Transcribe each record below word for word.

>> BEGIN RECORDS FOR THE EXERCISE

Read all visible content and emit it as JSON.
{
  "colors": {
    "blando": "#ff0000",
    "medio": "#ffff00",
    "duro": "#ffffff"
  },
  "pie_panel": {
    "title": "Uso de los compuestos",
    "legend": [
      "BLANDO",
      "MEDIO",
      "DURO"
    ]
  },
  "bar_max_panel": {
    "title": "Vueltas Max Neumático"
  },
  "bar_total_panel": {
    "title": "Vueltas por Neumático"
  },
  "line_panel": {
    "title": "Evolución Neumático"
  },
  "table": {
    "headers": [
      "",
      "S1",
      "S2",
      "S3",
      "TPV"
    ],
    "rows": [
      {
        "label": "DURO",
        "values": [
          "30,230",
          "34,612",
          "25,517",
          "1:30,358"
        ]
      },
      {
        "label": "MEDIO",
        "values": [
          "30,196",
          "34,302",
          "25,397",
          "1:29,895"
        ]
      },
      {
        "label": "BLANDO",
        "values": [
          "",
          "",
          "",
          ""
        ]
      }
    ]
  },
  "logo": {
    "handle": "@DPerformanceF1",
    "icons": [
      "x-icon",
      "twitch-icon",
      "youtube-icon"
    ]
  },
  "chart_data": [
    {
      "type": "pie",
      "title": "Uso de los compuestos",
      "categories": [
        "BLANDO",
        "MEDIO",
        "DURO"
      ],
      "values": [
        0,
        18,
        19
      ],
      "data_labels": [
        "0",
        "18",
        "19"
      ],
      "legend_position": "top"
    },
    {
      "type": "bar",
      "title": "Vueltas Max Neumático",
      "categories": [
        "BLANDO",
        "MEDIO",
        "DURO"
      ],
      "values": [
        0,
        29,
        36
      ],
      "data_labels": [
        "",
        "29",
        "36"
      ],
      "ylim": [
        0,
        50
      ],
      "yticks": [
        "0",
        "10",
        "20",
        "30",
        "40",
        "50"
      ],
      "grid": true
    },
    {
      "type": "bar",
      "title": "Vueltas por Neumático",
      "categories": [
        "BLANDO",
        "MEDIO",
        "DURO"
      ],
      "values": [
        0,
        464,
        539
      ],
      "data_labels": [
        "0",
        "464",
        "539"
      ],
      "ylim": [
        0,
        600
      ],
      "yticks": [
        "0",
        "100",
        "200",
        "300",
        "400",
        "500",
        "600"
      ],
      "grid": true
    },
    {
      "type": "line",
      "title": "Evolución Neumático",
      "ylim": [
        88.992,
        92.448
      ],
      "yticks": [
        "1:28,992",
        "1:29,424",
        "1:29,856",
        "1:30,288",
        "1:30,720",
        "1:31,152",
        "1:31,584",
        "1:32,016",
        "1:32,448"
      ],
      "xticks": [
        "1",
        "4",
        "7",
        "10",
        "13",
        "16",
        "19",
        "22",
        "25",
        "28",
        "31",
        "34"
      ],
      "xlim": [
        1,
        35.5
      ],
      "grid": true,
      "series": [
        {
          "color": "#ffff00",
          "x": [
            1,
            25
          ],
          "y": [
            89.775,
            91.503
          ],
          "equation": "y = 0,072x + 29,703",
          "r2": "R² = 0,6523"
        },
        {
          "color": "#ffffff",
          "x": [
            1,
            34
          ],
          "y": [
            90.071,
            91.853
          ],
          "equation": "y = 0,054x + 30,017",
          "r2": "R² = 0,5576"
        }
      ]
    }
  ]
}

>> END RECORDS FOR THE EXERCISE

* **FULL SOLUTION**
Read all visible content and emit it as JSON.
{
  "colors": {
    "blando": "#ff0000",
    "medio": "#ffff00",
    "duro": "#ffffff"
  },
  "pie_panel": {
    "title": "Uso de los compuestos",
    "legend": [
      "BLANDO",
      "MEDIO",
      "DURO"
    ]
  },
  "bar_max_panel": {
    "title": "Vueltas Max Neumático"
  },
  "bar_total_panel": {
    "title": "Vueltas por Neumático"
  },
  "line_panel": {
    "title": "Evolución Neumático"
  },
  "table": {
    "headers": [
      "",
      "S1",
      "S2",
      "S3",
      "TPV"
    ],
    "rows": [
      {
        "label": "DURO",
        "values": [
          "30,230",
          "34,612",
          "25,517",
          "1:30,358"
        ]
      },
      {
        "label": "MEDIO",
        "values": [
          "30,196",
          "34,302",
          "25,397",
          "1:29,895"
        ]
      },
      {
        "label": "BLANDO",
        "values": [
          "",
          "",
          "",
          ""
        ]
      }
    ]
  },
  "logo": {
    "handle": "@DPerformanceF1",
    "icons": [
      "x-icon",
      "twitch-icon",
      "youtube-icon"
    ]
  },
  "chart_data": [
    {
      "type": "pie",
      "title": "Uso de los compuestos",
      "categories": [
        "BLANDO",
        "MEDIO",
        "DURO"
      ],
      "values": [
        0,
        18,
        19
      ],
      "data_labels": [
        "0",
        "18",
        "19"
      ],
      "legend_position": "top"
    },
    {
      "type": "bar",
      "title": "Vueltas Max Neumático",
      "categories": [
        "BLANDO",
        "MEDIO",
        "DURO"
      ],
      "values": [
        0,
        29,
        36
      ],
      "data_labels": [
        "",
        "29",
        "36"
      ],
      "ylim": [
        0,
        50
      ],
      "yticks": [
        "0",
        "10",
        "20",
        "30",
        "40",
        "50"
      ],
      "grid": true
    },
    {
      "type": "bar",
      "title": "Vueltas por Neumático",
      "categories": [
        "BLANDO",
        "MEDIO",
        "DURO"
      ],
      "values": [
        0,
        464,
        539
      ],
      "data_labels": [
        "0",
        "464",
        "539"
      ],
      "ylim": [
        0,
        600
      ],
      "yticks": [
        "0",
        "100",
        "200",
        "300",
        "400",
        "500",
        "600"
      ],
      "grid": true
    },
    {
      "type": "line",
      "title": "Evolución Neumático",
      "ylim": [
        88.992,
        92.448
      ],
      "yticks": [
        "1:28,992",
        "1:29,424",
        "1:29,856",
        "1:30,288",
        "1:30,720",
        "1:31,152",
        "1:31,584",
        "1:32,016",
        "1:32,448"
      ],
      "xticks": [
        "1",
        "4",
        "7",
        "10",
        "13",
        "16",
        "19",
        "22",
        "25",
        "28",
        "31",
        "34"
      ],
      "xlim": [
        1,
        35.5
      ],
      "grid": true,
      "series": [
        {
          "color": "#ffff00",
          "x": [
            1,
            25
          ],
          "y": [
            89.775,
            91.503
          ],
          "equation": "y = 0,072x + 29,703",
          "r2": "R² = 0,6523"
        },
        {
          "color": "#ffffff",
          "x": [
            1,
            34
          ],
          "y": [
            90.071,
            91.853
          ],
          "equation": "y = 0,054x + 30,017",
          "r2": "R² = 0,5576"
        }
      ]
    }
  ]
}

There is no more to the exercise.